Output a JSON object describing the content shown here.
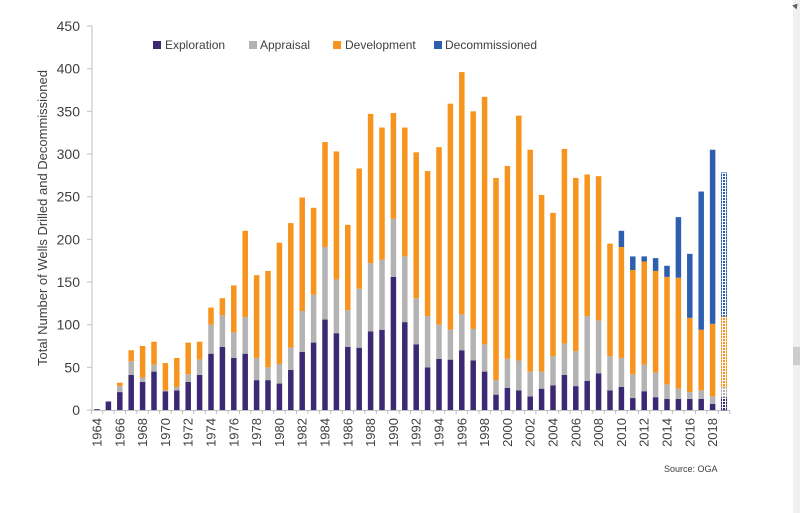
{
  "colors": {
    "exploration": "#3b2a73",
    "appraisal": "#b3b3b3",
    "development": "#f7941d",
    "decommissioned": "#2e5fae",
    "axis": "#bfbfbf"
  },
  "chart_data": {
    "type": "bar",
    "stacked": true,
    "title": "",
    "xlabel": "",
    "ylabel": "Total Number of Wells Drilled and Decommissioned",
    "ylim": [
      0,
      450
    ],
    "yticks": [
      0,
      50,
      100,
      150,
      200,
      250,
      300,
      350,
      400,
      450
    ],
    "grid": false,
    "legend_position": "top",
    "source": "Source: OGA",
    "x_tick_labels": [
      "1964",
      "1966",
      "1968",
      "1970",
      "1972",
      "1974",
      "1976",
      "1978",
      "1980",
      "1982",
      "1984",
      "1986",
      "1988",
      "1990",
      "1992",
      "1994",
      "1996",
      "1998",
      "2000",
      "2002",
      "2004",
      "2006",
      "2008",
      "2010",
      "2012",
      "2014",
      "2016",
      "2018"
    ],
    "categories": [
      "1964",
      "1965",
      "1966",
      "1967",
      "1968",
      "1969",
      "1970",
      "1971",
      "1972",
      "1973",
      "1974",
      "1975",
      "1976",
      "1977",
      "1978",
      "1979",
      "1980",
      "1981",
      "1982",
      "1983",
      "1984",
      "1985",
      "1986",
      "1987",
      "1988",
      "1989",
      "1990",
      "1991",
      "1992",
      "1993",
      "1994",
      "1995",
      "1996",
      "1997",
      "1998",
      "1999",
      "2000",
      "2001",
      "2002",
      "2003",
      "2004",
      "2005",
      "2006",
      "2007",
      "2008",
      "2009",
      "2010",
      "2011",
      "2012",
      "2013",
      "2014",
      "2015",
      "2016",
      "2017",
      "2018",
      "2019"
    ],
    "hatched_categories": [
      "2019"
    ],
    "series": [
      {
        "name": "Exploration",
        "key": "exploration",
        "values": [
          1,
          10,
          21,
          41,
          33,
          45,
          22,
          23,
          33,
          41,
          66,
          74,
          61,
          66,
          35,
          35,
          31,
          47,
          68,
          79,
          106,
          90,
          74,
          73,
          92,
          94,
          156,
          103,
          77,
          50,
          60,
          59,
          70,
          58,
          45,
          18,
          26,
          23,
          16,
          25,
          29,
          41,
          28,
          34,
          43,
          23,
          27,
          14,
          22,
          15,
          13,
          13,
          13,
          13,
          7,
          15
        ]
      },
      {
        "name": "Appraisal",
        "key": "appraisal",
        "values": [
          0,
          0,
          7,
          16,
          5,
          8,
          1,
          4,
          9,
          18,
          34,
          37,
          30,
          43,
          26,
          15,
          23,
          26,
          48,
          56,
          85,
          63,
          43,
          69,
          80,
          82,
          68,
          77,
          54,
          60,
          40,
          35,
          42,
          37,
          32,
          17,
          34,
          35,
          29,
          20,
          34,
          37,
          41,
          76,
          62,
          40,
          34,
          28,
          31,
          29,
          17,
          12,
          8,
          10,
          9,
          12
        ]
      },
      {
        "name": "Development",
        "key": "development",
        "values": [
          0,
          0,
          4,
          13,
          37,
          27,
          32,
          34,
          37,
          21,
          20,
          20,
          55,
          101,
          97,
          113,
          142,
          146,
          133,
          102,
          123,
          150,
          100,
          141,
          175,
          155,
          124,
          151,
          171,
          170,
          208,
          265,
          284,
          255,
          290,
          237,
          226,
          287,
          260,
          207,
          168,
          228,
          203,
          166,
          169,
          132,
          130,
          122,
          121,
          119,
          126,
          130,
          87,
          71,
          85,
          83
        ]
      },
      {
        "name": "Decommissioned",
        "key": "decommissioned",
        "values": [
          0,
          0,
          0,
          0,
          0,
          0,
          0,
          0,
          0,
          0,
          0,
          0,
          0,
          0,
          0,
          0,
          0,
          0,
          0,
          0,
          0,
          0,
          0,
          0,
          0,
          0,
          0,
          0,
          0,
          0,
          0,
          0,
          0,
          0,
          0,
          0,
          0,
          0,
          0,
          0,
          0,
          0,
          0,
          0,
          0,
          0,
          19,
          16,
          6,
          15,
          13,
          71,
          75,
          162,
          204,
          168
        ]
      }
    ]
  }
}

----------

__DIRECTION__.
Pictures are to be left out; the records above must be repeated word for word.

__FINAL RESULT__.
Output a JSON object describing the content shown here.
{
  "colors": {
    "exploration": "#3b2a73",
    "appraisal": "#b3b3b3",
    "development": "#f7941d",
    "decommissioned": "#2e5fae",
    "axis": "#bfbfbf"
  },
  "chart_data": {
    "type": "bar",
    "stacked": true,
    "title": "",
    "xlabel": "",
    "ylabel": "Total Number of Wells Drilled and Decommissioned",
    "ylim": [
      0,
      450
    ],
    "yticks": [
      0,
      50,
      100,
      150,
      200,
      250,
      300,
      350,
      400,
      450
    ],
    "grid": false,
    "legend_position": "top",
    "source": "Source: OGA",
    "x_tick_labels": [
      "1964",
      "1966",
      "1968",
      "1970",
      "1972",
      "1974",
      "1976",
      "1978",
      "1980",
      "1982",
      "1984",
      "1986",
      "1988",
      "1990",
      "1992",
      "1994",
      "1996",
      "1998",
      "2000",
      "2002",
      "2004",
      "2006",
      "2008",
      "2010",
      "2012",
      "2014",
      "2016",
      "2018"
    ],
    "categories": [
      "1964",
      "1965",
      "1966",
      "1967",
      "1968",
      "1969",
      "1970",
      "1971",
      "1972",
      "1973",
      "1974",
      "1975",
      "1976",
      "1977",
      "1978",
      "1979",
      "1980",
      "1981",
      "1982",
      "1983",
      "1984",
      "1985",
      "1986",
      "1987",
      "1988",
      "1989",
      "1990",
      "1991",
      "1992",
      "1993",
      "1994",
      "1995",
      "1996",
      "1997",
      "1998",
      "1999",
      "2000",
      "2001",
      "2002",
      "2003",
      "2004",
      "2005",
      "2006",
      "2007",
      "2008",
      "2009",
      "2010",
      "2011",
      "2012",
      "2013",
      "2014",
      "2015",
      "2016",
      "2017",
      "2018",
      "2019"
    ],
    "hatched_categories": [
      "2019"
    ],
    "series": [
      {
        "name": "Exploration",
        "key": "exploration",
        "values": [
          1,
          10,
          21,
          41,
          33,
          45,
          22,
          23,
          33,
          41,
          66,
          74,
          61,
          66,
          35,
          35,
          31,
          47,
          68,
          79,
          106,
          90,
          74,
          73,
          92,
          94,
          156,
          103,
          77,
          50,
          60,
          59,
          70,
          58,
          45,
          18,
          26,
          23,
          16,
          25,
          29,
          41,
          28,
          34,
          43,
          23,
          27,
          14,
          22,
          15,
          13,
          13,
          13,
          13,
          7,
          15
        ]
      },
      {
        "name": "Appraisal",
        "key": "appraisal",
        "values": [
          0,
          0,
          7,
          16,
          5,
          8,
          1,
          4,
          9,
          18,
          34,
          37,
          30,
          43,
          26,
          15,
          23,
          26,
          48,
          56,
          85,
          63,
          43,
          69,
          80,
          82,
          68,
          77,
          54,
          60,
          40,
          35,
          42,
          37,
          32,
          17,
          34,
          35,
          29,
          20,
          34,
          37,
          41,
          76,
          62,
          40,
          34,
          28,
          31,
          29,
          17,
          12,
          8,
          10,
          9,
          12
        ]
      },
      {
        "name": "Development",
        "key": "development",
        "values": [
          0,
          0,
          4,
          13,
          37,
          27,
          32,
          34,
          37,
          21,
          20,
          20,
          55,
          101,
          97,
          113,
          142,
          146,
          133,
          102,
          123,
          150,
          100,
          141,
          175,
          155,
          124,
          151,
          171,
          170,
          208,
          265,
          284,
          255,
          290,
          237,
          226,
          287,
          260,
          207,
          168,
          228,
          203,
          166,
          169,
          132,
          130,
          122,
          121,
          119,
          126,
          130,
          87,
          71,
          85,
          83
        ]
      },
      {
        "name": "Decommissioned",
        "key": "decommissioned",
        "values": [
          0,
          0,
          0,
          0,
          0,
          0,
          0,
          0,
          0,
          0,
          0,
          0,
          0,
          0,
          0,
          0,
          0,
          0,
          0,
          0,
          0,
          0,
          0,
          0,
          0,
          0,
          0,
          0,
          0,
          0,
          0,
          0,
          0,
          0,
          0,
          0,
          0,
          0,
          0,
          0,
          0,
          0,
          0,
          0,
          0,
          0,
          19,
          16,
          6,
          15,
          13,
          71,
          75,
          162,
          204,
          168
        ]
      }
    ]
  }
}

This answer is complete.